- Input data -
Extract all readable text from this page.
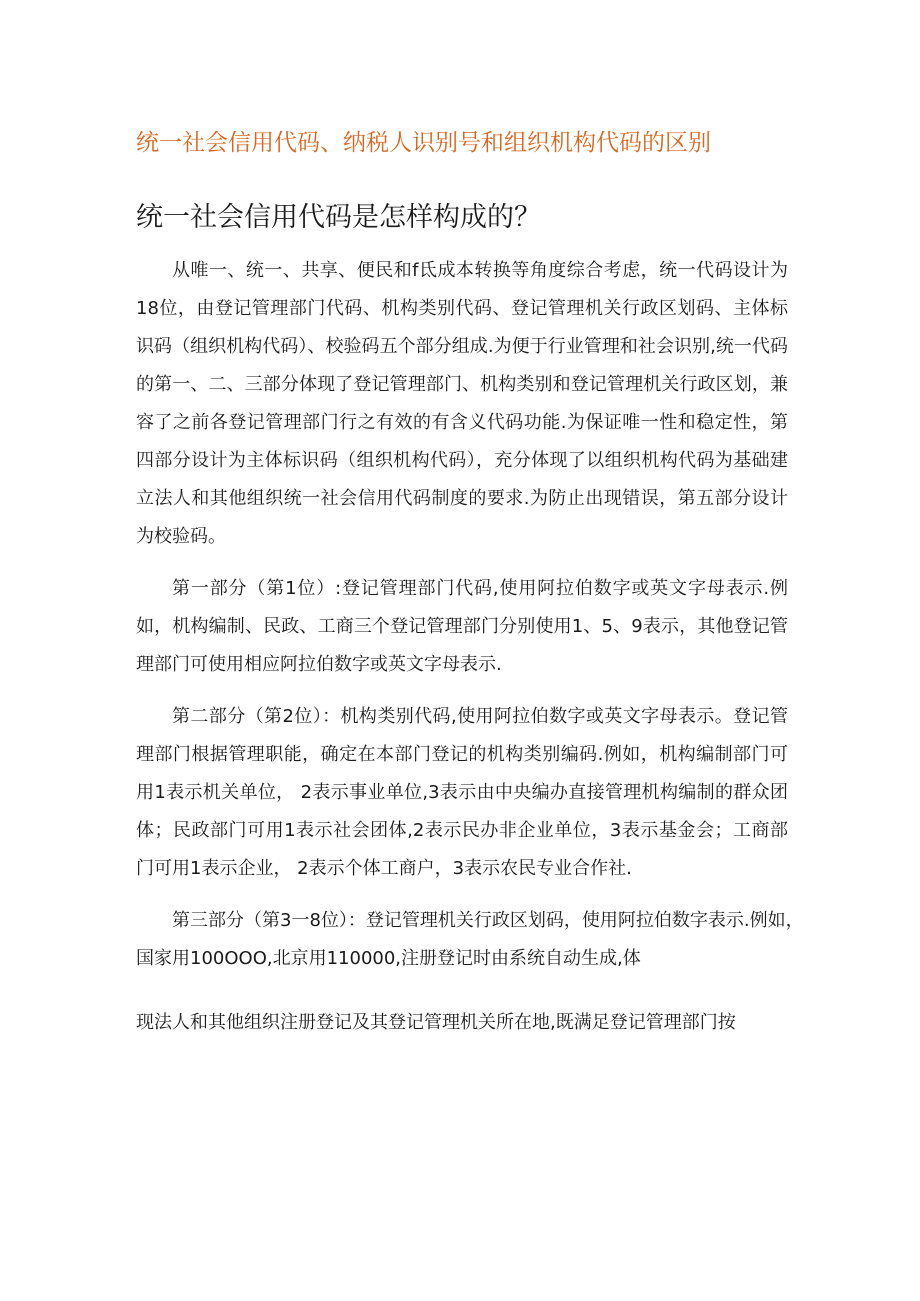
统一社会信用代码、纳税人识别号和组织机构代码的区别
统一社会信用代码是怎样构成的？

从唯一、统一、共享、便民和f氐成本转换等角度综合考虑，统一代码设计为18位，由登记管理部门代码、机构类别代码、登记管理机关行政区划码、主体标识码（组织机构代码）、校验码五个部分组成.为便于行业管理和社会识别,统一代码的第一、二、三部分体现了登记管理部门、机构类别和登记管理机关行政区划，兼容了之前各登记管理部门行之有效的有含义代码功能.为保证唯一性和稳定性，第四部分设计为主体标识码（组织机构代码），充分体现了以组织机构代码为基础建立法人和其他组织统一社会信用代码制度的要求.为防止出现错误，第五部分设计为校验码。

第一部分（第1位）:登记管理部门代码,使用阿拉伯数字或英文字母表示.例如，机构编制、民政、工商三个登记管理部门分别使用1、5、9表示，其他登记管理部门可使用相应阿拉伯数字或英文字母表示.

第二部分（第2位）：机构类别代码,使用阿拉伯数字或英文字母表示。登记管理部门根据管理职能，确定在本部门登记的机构类别编码.例如，机构编制部门可用1表示机关单位， 2表示事业单位,3表示由中央编办直接管理机构编制的群众团体；民政部门可用1表示社会团体,2表示民办非企业单位，3表示基金会；工商部门可用1表示企业， 2表示个体工商户，3表示农民专业合作社.

第三部分（第3一8位）：登记管理机关行政区划码，使用阿拉伯数字表示.例如，
国家用100OOO,北京用110000,注册登记时由系统自动生成,体
现法人和其他组织注册登记及其登记管理机关所在地,既满足登记管理部门按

- What is expected -
Copy out all the data exactly; skip the pictures.

- Response to the exercise -
Extract all readable text from this page.
统一社会信用代码、纳税人识别号和组织机构代码的区别
统一社会信用代码是怎样构成的？

从唯一、统一、共享、便民和f氐成本转换等角度综合考虑，统一代码设计为18位，由登记管理部门代码、机构类别代码、登记管理机关行政区划码、主体标识码（组织机构代码）、校验码五个部分组成.为便于行业管理和社会识别,统一代码的第一、二、三部分体现了登记管理部门、机构类别和登记管理机关行政区划，兼容了之前各登记管理部门行之有效的有含义代码功能.为保证唯一性和稳定性，第四部分设计为主体标识码（组织机构代码），充分体现了以组织机构代码为基础建立法人和其他组织统一社会信用代码制度的要求.为防止出现错误，第五部分设计为校验码。

第一部分（第1位）:登记管理部门代码,使用阿拉伯数字或英文字母表示.例如，机构编制、民政、工商三个登记管理部门分别使用1、5、9表示，其他登记管理部门可使用相应阿拉伯数字或英文字母表示.

第二部分（第2位）：机构类别代码,使用阿拉伯数字或英文字母表示。登记管理部门根据管理职能，确定在本部门登记的机构类别编码.例如，机构编制部门可用1表示机关单位， 2表示事业单位,3表示由中央编办直接管理机构编制的群众团体；民政部门可用1表示社会团体,2表示民办非企业单位，3表示基金会；工商部门可用1表示企业， 2表示个体工商户，3表示农民专业合作社.

第三部分（第3一8位）：登记管理机关行政区划码，使用阿拉伯数字表示.例如，
国家用100OOO,北京用110000,注册登记时由系统自动生成,体
现法人和其他组织注册登记及其登记管理机关所在地,既满足登记管理部门按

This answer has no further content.